Recorded data:

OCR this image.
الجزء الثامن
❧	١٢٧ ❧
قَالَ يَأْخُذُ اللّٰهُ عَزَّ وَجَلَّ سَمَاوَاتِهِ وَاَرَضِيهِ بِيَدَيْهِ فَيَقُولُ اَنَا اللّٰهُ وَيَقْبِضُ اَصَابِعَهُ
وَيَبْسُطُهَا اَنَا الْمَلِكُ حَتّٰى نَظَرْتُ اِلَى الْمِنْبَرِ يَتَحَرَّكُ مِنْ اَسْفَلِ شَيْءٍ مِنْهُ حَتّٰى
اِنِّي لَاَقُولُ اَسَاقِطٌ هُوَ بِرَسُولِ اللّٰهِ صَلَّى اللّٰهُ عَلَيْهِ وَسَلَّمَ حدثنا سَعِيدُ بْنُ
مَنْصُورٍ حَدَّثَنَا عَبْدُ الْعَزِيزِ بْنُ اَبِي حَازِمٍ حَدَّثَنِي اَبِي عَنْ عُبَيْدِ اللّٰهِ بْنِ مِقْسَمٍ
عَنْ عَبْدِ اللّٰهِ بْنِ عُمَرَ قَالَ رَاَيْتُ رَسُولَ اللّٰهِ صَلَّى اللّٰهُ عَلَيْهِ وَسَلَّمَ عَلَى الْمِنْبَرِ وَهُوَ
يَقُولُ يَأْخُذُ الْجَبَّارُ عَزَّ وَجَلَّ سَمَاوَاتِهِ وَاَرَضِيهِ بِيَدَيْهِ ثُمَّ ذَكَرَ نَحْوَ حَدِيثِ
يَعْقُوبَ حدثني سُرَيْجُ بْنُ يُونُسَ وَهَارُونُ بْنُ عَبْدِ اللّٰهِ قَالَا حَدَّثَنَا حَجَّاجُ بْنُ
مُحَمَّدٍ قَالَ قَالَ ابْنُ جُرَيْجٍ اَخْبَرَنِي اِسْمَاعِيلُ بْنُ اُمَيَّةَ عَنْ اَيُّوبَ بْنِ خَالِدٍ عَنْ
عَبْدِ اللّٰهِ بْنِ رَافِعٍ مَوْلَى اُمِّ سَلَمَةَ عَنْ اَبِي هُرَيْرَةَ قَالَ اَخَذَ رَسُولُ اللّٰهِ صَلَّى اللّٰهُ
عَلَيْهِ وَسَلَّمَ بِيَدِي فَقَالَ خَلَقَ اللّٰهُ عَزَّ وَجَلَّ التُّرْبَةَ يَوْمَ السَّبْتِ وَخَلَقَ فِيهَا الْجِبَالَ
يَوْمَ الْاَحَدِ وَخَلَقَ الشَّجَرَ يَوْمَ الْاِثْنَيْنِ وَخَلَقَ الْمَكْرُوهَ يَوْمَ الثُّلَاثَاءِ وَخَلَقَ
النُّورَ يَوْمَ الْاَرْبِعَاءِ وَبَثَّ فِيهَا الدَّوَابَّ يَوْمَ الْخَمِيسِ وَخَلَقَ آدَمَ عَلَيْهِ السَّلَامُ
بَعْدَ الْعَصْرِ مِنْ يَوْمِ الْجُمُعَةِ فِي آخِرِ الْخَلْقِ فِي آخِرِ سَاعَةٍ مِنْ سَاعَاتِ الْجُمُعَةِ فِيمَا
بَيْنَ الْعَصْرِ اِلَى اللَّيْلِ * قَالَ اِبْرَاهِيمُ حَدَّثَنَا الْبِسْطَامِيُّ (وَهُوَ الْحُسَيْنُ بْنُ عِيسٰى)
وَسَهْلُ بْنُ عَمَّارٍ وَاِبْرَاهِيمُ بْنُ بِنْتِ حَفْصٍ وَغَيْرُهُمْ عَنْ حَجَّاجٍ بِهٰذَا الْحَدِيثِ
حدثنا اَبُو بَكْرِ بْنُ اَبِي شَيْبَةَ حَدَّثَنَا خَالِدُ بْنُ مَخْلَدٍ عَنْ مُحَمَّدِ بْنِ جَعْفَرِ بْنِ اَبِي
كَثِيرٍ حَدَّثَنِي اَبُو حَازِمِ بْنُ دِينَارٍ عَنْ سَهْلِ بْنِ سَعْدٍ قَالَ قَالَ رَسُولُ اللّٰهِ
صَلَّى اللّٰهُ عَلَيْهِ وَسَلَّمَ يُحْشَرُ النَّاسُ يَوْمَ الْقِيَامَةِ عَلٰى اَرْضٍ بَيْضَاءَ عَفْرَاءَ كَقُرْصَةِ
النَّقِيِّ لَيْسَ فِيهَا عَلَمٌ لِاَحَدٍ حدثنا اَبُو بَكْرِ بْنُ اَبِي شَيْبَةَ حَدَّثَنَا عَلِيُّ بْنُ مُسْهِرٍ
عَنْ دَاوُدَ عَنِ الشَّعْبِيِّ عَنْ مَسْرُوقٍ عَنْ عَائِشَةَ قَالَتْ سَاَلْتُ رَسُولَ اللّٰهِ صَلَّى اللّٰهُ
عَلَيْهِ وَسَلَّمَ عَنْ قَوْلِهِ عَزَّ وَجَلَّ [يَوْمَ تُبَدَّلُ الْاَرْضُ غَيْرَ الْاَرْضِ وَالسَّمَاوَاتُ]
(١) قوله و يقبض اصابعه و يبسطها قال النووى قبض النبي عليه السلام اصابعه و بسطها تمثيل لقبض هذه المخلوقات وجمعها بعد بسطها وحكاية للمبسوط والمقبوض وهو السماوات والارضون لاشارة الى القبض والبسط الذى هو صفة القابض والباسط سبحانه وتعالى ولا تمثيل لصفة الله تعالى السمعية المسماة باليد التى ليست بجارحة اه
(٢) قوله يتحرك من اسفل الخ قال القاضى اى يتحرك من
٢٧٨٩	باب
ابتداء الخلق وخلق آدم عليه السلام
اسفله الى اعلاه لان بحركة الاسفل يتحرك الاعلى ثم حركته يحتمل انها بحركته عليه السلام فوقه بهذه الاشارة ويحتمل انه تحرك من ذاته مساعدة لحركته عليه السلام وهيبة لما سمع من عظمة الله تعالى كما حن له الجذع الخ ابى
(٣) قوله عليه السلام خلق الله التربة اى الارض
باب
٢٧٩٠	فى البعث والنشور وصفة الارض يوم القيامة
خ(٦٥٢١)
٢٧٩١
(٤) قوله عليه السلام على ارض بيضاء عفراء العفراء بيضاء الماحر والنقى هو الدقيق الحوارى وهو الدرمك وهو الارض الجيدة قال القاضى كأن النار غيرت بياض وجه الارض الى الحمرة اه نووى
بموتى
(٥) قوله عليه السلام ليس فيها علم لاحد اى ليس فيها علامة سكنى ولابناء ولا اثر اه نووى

...

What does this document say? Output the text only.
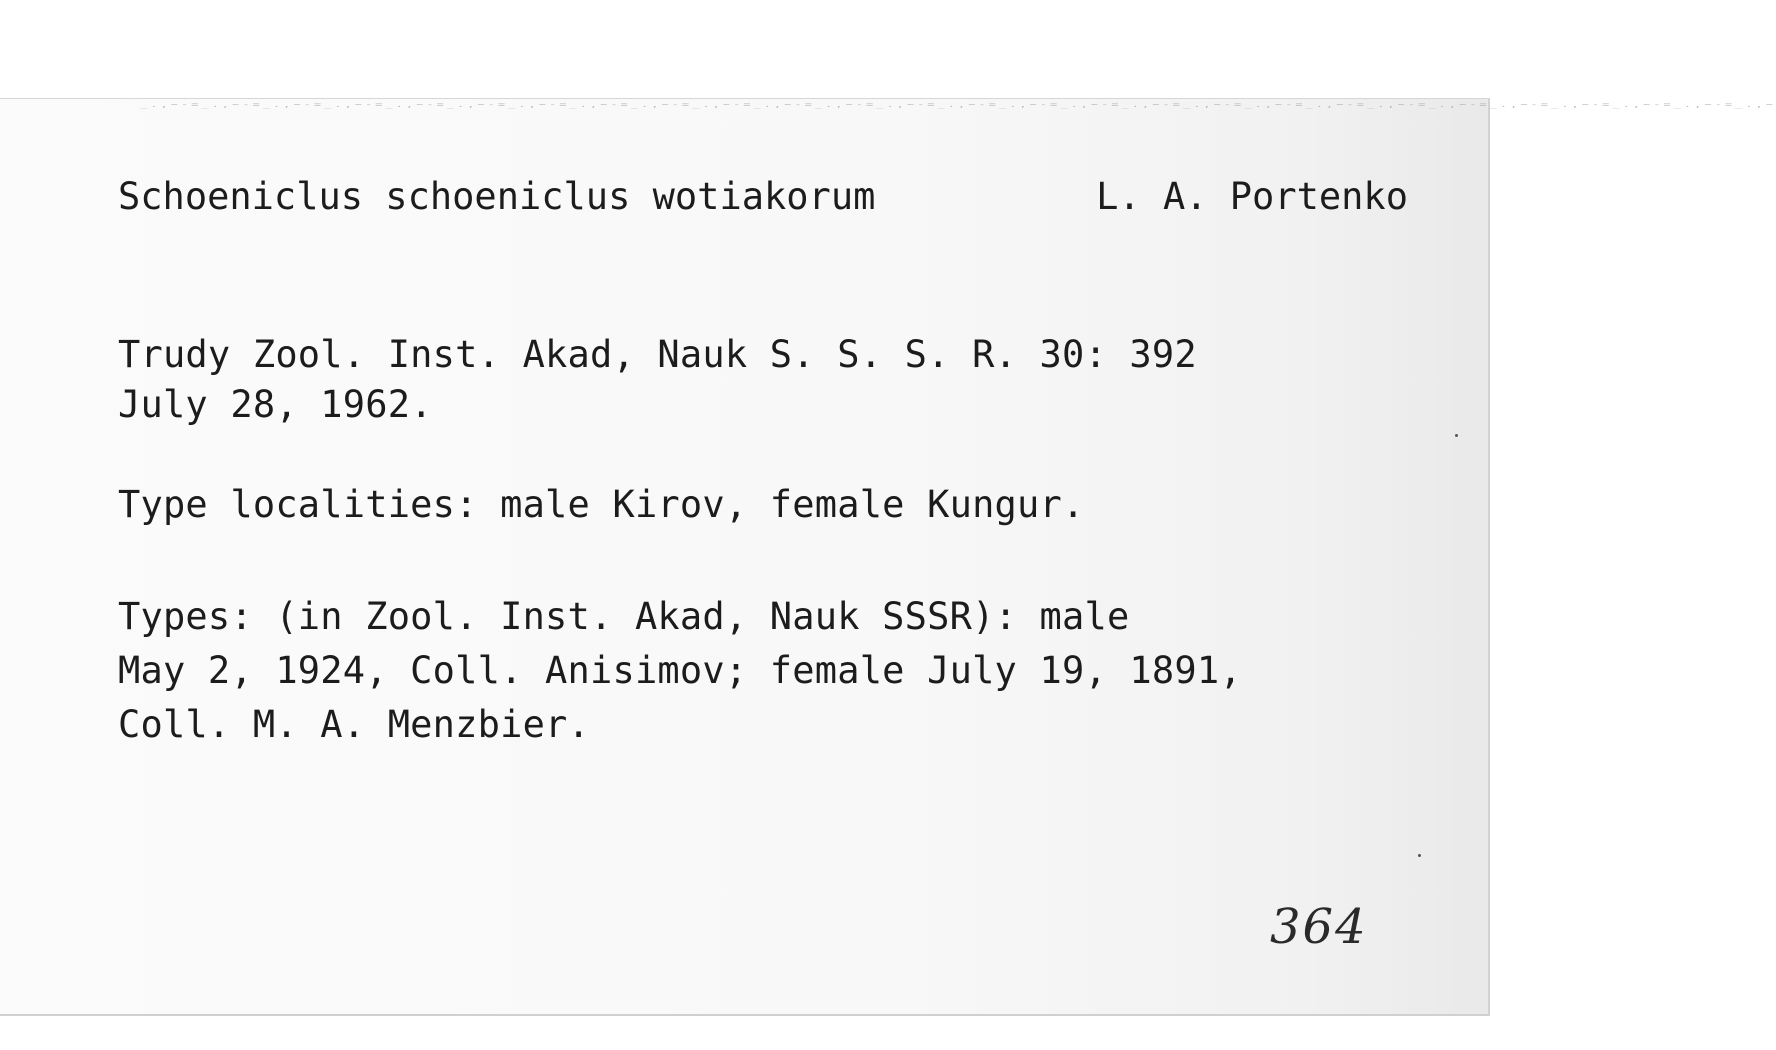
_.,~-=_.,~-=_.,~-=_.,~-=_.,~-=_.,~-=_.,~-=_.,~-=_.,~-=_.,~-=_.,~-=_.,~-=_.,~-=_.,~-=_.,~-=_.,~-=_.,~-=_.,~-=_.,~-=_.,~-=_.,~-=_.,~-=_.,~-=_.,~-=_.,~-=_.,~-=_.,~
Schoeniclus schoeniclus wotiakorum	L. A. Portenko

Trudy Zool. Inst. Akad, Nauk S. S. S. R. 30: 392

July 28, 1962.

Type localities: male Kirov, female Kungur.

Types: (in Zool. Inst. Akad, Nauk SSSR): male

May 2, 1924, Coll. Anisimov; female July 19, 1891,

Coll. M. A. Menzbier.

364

...

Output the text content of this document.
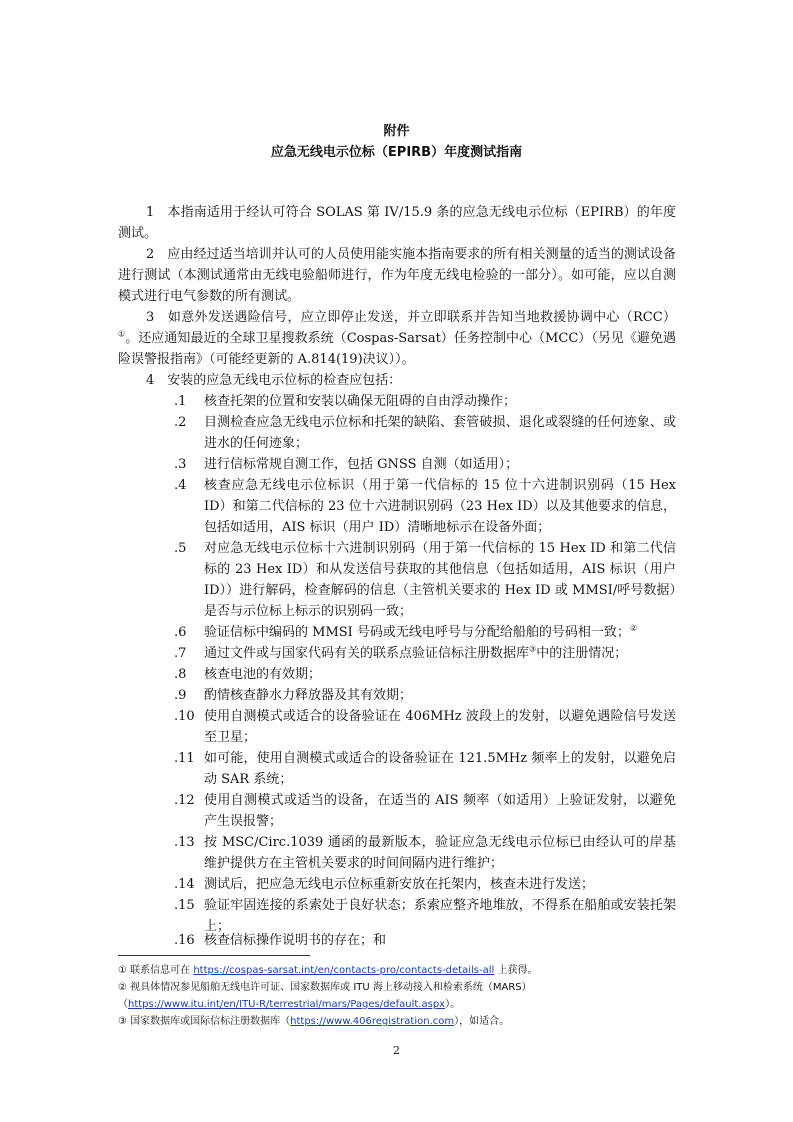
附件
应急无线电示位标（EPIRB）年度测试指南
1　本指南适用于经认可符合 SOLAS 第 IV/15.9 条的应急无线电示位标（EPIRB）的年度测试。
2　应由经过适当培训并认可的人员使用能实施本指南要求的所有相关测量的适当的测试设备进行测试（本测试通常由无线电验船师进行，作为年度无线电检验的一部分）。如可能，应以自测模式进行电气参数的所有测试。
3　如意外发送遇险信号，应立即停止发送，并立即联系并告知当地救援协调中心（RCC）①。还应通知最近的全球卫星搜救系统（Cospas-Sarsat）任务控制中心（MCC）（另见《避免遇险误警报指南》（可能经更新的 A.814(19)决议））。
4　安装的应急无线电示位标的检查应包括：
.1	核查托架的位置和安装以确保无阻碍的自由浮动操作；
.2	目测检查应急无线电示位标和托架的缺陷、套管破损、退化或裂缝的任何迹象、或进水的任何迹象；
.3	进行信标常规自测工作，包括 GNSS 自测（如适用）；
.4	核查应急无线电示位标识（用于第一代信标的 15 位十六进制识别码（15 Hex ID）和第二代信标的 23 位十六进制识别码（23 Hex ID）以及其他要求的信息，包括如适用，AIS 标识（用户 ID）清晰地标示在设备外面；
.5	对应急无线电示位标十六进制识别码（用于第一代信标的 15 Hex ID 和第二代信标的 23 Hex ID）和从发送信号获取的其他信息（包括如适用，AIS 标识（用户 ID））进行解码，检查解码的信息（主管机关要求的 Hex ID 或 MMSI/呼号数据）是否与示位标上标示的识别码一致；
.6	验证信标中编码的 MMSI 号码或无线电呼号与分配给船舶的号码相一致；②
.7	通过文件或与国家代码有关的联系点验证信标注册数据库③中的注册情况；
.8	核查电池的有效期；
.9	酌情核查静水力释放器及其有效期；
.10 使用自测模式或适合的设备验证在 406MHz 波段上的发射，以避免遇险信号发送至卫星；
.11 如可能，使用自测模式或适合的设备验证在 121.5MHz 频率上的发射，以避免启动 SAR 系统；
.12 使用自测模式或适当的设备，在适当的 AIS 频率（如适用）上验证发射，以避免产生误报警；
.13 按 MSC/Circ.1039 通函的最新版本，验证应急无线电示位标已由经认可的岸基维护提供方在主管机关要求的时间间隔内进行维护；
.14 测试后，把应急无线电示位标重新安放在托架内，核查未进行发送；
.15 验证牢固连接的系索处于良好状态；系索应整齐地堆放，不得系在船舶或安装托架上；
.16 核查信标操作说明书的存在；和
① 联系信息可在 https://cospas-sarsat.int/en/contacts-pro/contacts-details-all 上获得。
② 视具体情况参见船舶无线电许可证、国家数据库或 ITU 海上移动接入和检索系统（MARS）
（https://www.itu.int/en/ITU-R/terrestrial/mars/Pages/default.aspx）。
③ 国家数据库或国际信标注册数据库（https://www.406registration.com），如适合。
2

→ Goal
Return nothing except the number of lines that include the string "الله".

→ Solution for this problem
3